**Exercise aim**
Exact reproduction of the data is required, with images excluded.
--- start of Raw data ---
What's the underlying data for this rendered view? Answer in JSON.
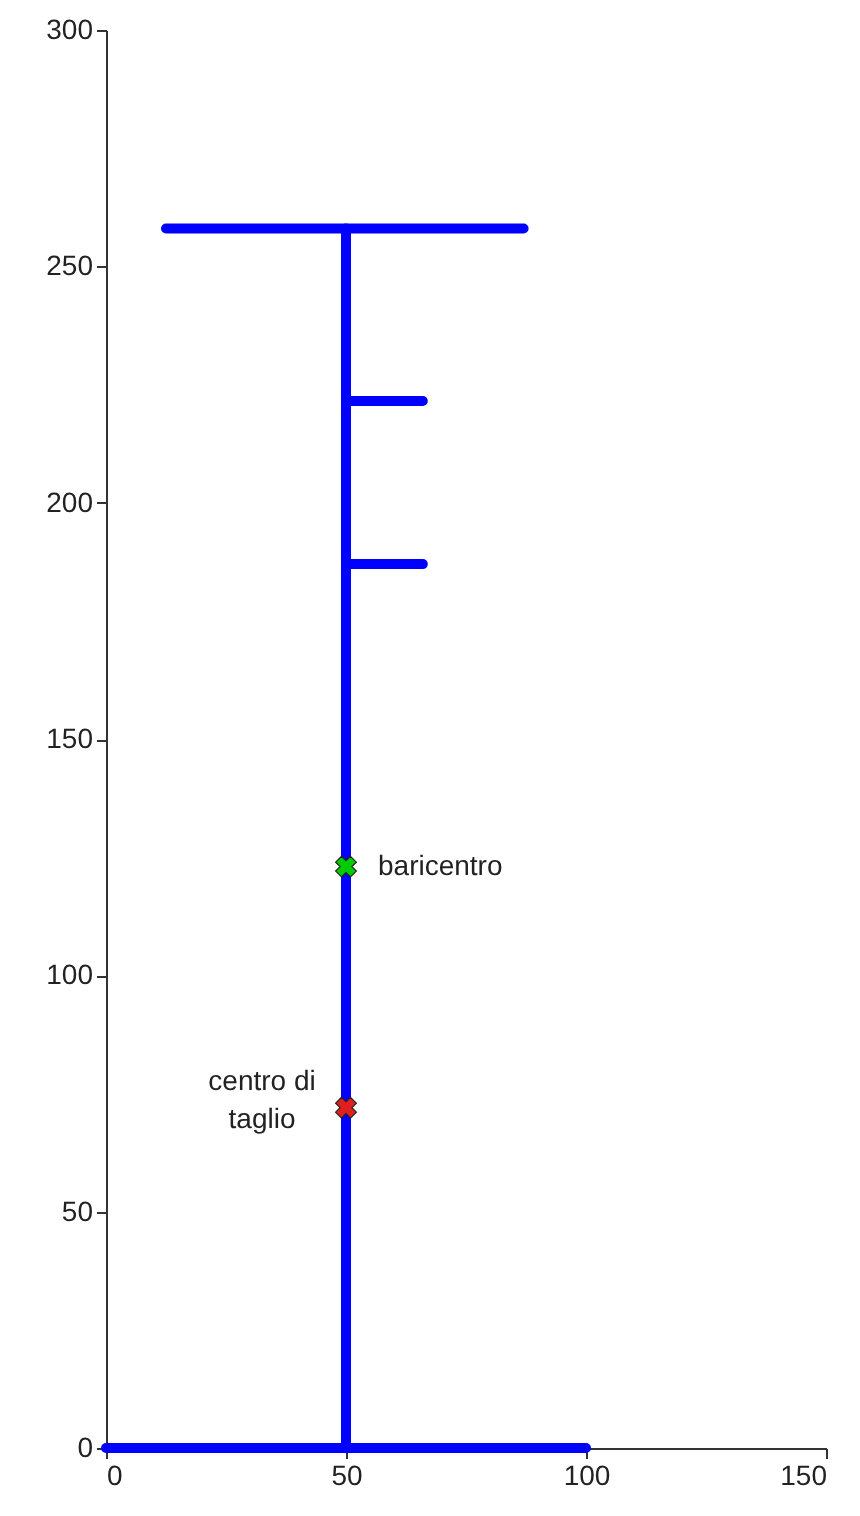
{
  "chart_data": {
    "type": "line",
    "xlim": [
      0,
      150
    ],
    "xticks": [
      0,
      50,
      100,
      150
    ],
    "ylim": [
      0,
      300
    ],
    "yticks": [
      0,
      50,
      100,
      150,
      200,
      250,
      300
    ],
    "grid": false,
    "line_style": "solid",
    "marker": "none",
    "series": [
      {
        "color": "#0000ff",
        "x": [
          0,
          100
        ],
        "values": [
          0,
          0
        ]
      },
      {
        "color": "#0000ff",
        "x": [
          50,
          50
        ],
        "values": [
          0,
          258
        ]
      },
      {
        "color": "#0000ff",
        "x": [
          12.5,
          87
        ],
        "values": [
          258,
          258
        ]
      },
      {
        "color": "#0000ff",
        "x": [
          50,
          66
        ],
        "values": [
          221.5,
          221.5
        ]
      },
      {
        "color": "#0000ff",
        "x": [
          50,
          66
        ],
        "values": [
          187,
          187
        ]
      },
      {
        "type": "scatter",
        "marker": "cross",
        "color": "#00cc00",
        "x": [
          50
        ],
        "values": [
          123
        ]
      },
      {
        "type": "scatter",
        "marker": "cross",
        "color": "#e02020",
        "x": [
          50
        ],
        "values": [
          72
        ]
      }
    ],
    "annotations": [
      {
        "text": "baricentro",
        "x": 50,
        "y": 123
      },
      {
        "text": "centro di\ntaglio",
        "x": 50,
        "y": 72
      }
    ]
  }
}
--- end of Raw data ---
**Correct answer**
What's the underlying data for this rendered view? Answer in JSON.
{
  "chart_data": {
    "type": "line",
    "xlim": [
      0,
      150
    ],
    "xticks": [
      0,
      50,
      100,
      150
    ],
    "ylim": [
      0,
      300
    ],
    "yticks": [
      0,
      50,
      100,
      150,
      200,
      250,
      300
    ],
    "grid": false,
    "line_style": "solid",
    "marker": "none",
    "series": [
      {
        "color": "#0000ff",
        "x": [
          0,
          100
        ],
        "values": [
          0,
          0
        ]
      },
      {
        "color": "#0000ff",
        "x": [
          50,
          50
        ],
        "values": [
          0,
          258
        ]
      },
      {
        "color": "#0000ff",
        "x": [
          12.5,
          87
        ],
        "values": [
          258,
          258
        ]
      },
      {
        "color": "#0000ff",
        "x": [
          50,
          66
        ],
        "values": [
          221.5,
          221.5
        ]
      },
      {
        "color": "#0000ff",
        "x": [
          50,
          66
        ],
        "values": [
          187,
          187
        ]
      },
      {
        "type": "scatter",
        "marker": "cross",
        "color": "#00cc00",
        "x": [
          50
        ],
        "values": [
          123
        ]
      },
      {
        "type": "scatter",
        "marker": "cross",
        "color": "#e02020",
        "x": [
          50
        ],
        "values": [
          72
        ]
      }
    ],
    "annotations": [
      {
        "text": "baricentro",
        "x": 50,
        "y": 123
      },
      {
        "text": "centro di\ntaglio",
        "x": 50,
        "y": 72
      }
    ]
  }
}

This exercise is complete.